[Extracted data entries]

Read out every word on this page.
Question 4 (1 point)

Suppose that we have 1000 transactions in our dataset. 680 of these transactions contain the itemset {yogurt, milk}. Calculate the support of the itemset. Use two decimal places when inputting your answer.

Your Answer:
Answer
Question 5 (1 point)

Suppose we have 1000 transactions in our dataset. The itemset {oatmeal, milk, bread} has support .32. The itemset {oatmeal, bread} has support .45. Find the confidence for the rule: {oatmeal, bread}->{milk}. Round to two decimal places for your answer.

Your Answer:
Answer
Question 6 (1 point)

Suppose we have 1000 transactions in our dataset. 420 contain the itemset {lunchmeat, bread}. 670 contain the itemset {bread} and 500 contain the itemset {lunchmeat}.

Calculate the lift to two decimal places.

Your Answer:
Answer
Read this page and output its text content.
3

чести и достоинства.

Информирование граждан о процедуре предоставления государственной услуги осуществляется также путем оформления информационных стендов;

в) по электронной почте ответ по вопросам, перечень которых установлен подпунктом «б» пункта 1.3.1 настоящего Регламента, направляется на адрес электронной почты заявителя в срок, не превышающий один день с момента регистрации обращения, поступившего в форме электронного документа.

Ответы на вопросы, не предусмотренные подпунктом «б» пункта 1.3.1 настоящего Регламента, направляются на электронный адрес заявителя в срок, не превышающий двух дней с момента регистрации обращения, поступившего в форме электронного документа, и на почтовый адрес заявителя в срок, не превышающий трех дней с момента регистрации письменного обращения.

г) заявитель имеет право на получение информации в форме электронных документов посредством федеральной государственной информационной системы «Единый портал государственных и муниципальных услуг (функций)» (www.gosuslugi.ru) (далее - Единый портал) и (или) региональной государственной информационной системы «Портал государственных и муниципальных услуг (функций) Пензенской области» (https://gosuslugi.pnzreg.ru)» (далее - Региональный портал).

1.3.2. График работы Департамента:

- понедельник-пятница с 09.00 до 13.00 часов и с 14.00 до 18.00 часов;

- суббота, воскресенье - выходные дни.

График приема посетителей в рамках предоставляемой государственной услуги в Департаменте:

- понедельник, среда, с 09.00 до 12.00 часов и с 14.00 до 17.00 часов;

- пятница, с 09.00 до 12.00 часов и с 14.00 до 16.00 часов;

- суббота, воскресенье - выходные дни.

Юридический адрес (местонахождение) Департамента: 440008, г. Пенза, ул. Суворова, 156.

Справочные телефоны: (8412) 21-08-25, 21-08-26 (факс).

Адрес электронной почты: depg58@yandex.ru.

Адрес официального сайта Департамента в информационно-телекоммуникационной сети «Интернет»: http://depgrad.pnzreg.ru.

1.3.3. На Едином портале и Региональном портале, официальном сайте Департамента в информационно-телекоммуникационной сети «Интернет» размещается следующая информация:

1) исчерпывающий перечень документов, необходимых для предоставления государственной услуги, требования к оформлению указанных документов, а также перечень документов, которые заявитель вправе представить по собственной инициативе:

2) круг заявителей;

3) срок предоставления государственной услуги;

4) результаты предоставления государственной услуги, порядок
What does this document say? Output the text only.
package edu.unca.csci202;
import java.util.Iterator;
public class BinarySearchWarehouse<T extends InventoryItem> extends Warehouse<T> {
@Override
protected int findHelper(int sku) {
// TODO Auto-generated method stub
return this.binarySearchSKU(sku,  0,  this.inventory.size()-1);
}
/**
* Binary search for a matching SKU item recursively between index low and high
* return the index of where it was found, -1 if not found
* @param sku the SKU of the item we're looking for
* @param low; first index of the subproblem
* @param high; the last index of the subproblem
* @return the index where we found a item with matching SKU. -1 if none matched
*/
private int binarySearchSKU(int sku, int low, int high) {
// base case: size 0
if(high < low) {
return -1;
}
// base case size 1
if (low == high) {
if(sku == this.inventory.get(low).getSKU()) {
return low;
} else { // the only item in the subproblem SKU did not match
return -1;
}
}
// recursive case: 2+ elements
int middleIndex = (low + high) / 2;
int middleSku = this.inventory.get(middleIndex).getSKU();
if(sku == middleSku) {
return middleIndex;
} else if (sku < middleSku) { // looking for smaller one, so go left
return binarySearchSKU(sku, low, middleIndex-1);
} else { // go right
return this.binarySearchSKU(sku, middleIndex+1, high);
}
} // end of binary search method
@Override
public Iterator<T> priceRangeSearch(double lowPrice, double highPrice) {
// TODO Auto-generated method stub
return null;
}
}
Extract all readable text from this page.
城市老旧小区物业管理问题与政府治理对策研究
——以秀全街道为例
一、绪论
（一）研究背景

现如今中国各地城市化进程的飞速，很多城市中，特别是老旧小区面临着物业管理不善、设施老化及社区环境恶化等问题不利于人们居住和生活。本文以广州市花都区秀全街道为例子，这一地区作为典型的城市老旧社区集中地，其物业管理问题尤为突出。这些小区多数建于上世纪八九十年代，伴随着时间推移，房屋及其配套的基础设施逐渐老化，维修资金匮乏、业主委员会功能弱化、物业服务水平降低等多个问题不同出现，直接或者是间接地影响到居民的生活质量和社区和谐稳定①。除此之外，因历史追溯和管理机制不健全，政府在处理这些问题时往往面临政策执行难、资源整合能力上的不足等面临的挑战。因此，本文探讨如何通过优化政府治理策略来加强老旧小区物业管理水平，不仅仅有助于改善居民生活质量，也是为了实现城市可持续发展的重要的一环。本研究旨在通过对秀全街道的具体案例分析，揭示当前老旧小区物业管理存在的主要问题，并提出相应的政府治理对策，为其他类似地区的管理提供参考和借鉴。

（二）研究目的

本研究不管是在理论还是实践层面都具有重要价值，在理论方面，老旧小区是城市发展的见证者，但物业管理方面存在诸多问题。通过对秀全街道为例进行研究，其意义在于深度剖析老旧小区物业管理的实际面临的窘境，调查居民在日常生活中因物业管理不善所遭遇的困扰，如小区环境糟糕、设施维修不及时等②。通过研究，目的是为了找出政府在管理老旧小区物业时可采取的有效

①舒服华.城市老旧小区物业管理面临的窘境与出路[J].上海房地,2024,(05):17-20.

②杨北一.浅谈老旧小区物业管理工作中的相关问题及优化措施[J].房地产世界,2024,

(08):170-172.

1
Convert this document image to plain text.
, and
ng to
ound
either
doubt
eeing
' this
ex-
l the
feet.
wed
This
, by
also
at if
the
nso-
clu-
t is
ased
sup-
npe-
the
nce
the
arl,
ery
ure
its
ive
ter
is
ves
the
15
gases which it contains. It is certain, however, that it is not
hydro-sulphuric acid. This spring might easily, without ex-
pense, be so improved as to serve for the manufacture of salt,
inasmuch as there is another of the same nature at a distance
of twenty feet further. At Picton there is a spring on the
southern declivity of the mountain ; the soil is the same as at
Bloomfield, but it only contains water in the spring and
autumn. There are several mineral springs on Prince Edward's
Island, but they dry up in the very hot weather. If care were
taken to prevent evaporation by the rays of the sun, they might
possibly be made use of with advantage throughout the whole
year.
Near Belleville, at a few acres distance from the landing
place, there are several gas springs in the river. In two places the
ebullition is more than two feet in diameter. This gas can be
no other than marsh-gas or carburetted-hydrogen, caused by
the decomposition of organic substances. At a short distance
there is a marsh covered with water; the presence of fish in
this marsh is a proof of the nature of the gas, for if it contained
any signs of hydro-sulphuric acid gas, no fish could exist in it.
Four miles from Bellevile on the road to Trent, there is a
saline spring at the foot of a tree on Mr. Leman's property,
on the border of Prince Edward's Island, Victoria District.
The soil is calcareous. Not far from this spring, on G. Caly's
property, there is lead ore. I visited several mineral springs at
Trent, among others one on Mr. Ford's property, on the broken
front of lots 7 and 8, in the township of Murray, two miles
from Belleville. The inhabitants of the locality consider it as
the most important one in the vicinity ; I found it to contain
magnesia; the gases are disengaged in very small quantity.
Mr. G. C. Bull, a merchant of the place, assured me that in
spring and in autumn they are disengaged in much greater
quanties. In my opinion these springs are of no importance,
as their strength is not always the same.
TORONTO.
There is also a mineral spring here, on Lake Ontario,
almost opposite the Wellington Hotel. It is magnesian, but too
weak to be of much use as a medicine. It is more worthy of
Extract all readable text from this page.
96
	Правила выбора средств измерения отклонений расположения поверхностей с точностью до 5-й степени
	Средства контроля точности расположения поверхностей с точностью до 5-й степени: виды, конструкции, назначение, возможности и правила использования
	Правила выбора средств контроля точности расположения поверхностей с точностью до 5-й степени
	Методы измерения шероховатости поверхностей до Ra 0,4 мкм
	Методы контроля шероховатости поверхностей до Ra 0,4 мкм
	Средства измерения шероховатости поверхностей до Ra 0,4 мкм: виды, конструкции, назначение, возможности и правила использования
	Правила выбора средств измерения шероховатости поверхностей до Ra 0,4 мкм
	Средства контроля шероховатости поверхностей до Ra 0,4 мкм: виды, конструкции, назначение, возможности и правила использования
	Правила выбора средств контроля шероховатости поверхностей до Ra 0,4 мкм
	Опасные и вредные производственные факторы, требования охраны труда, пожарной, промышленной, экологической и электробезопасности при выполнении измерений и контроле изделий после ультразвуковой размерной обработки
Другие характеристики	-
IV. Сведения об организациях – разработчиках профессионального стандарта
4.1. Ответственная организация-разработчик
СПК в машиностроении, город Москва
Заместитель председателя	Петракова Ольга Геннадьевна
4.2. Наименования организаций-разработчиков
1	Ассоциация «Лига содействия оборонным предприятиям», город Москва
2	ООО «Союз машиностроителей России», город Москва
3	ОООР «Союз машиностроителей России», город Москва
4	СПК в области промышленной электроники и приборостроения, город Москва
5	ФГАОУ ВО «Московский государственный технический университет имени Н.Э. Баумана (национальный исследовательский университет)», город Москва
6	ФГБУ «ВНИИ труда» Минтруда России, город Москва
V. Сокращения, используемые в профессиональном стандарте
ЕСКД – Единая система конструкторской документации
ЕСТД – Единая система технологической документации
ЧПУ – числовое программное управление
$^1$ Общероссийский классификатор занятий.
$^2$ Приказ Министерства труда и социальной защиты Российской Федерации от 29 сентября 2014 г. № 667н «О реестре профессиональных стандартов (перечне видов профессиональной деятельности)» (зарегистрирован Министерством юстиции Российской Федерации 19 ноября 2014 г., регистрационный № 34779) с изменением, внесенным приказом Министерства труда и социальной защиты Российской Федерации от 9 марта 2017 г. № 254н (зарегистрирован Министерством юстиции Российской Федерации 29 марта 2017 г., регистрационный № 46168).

◆ **Your instructions**: Give only the number of lines in the entries that contain "электронной".

◆ **Written solution**: 2